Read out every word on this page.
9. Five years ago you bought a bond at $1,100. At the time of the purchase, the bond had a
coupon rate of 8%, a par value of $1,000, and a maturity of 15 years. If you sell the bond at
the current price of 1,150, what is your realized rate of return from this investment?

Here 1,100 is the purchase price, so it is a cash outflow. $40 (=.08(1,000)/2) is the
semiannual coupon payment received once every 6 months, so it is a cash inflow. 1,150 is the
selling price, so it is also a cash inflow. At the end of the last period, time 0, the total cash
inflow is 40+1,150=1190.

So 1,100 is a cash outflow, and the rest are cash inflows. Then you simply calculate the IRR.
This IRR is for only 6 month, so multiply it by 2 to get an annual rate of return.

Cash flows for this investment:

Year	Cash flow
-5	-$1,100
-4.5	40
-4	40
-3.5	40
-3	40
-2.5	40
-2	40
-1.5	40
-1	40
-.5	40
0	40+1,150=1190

--

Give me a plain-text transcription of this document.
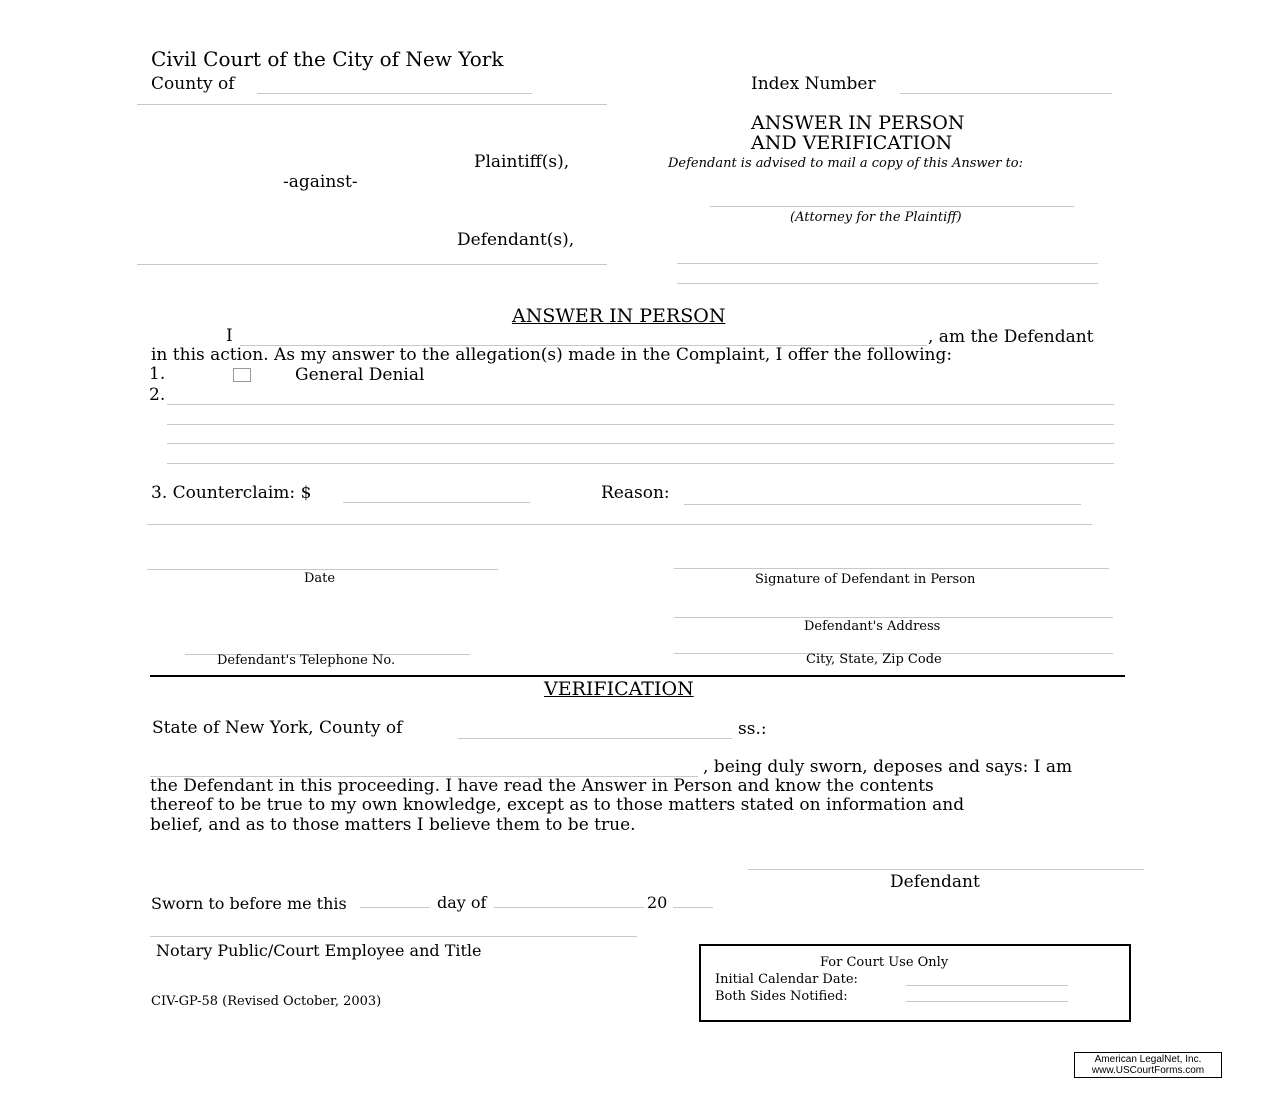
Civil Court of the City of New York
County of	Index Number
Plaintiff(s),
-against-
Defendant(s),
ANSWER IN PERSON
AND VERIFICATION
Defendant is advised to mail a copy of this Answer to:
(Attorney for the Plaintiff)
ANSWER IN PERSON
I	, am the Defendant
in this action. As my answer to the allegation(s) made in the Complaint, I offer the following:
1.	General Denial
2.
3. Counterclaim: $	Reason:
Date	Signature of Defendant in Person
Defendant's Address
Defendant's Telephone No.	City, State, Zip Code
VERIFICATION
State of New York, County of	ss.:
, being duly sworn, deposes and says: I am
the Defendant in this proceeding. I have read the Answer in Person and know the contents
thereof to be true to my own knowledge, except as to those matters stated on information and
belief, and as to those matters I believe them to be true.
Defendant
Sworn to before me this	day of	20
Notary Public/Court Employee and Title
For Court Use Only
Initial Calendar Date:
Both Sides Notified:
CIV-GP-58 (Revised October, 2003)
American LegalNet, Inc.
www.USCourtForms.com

→ Given problem: Give every line of the material that includes the string "investment".

→ Solution:
the current price of 1,150, what is your realized rate of return from this investment?
Cash flows for this investment:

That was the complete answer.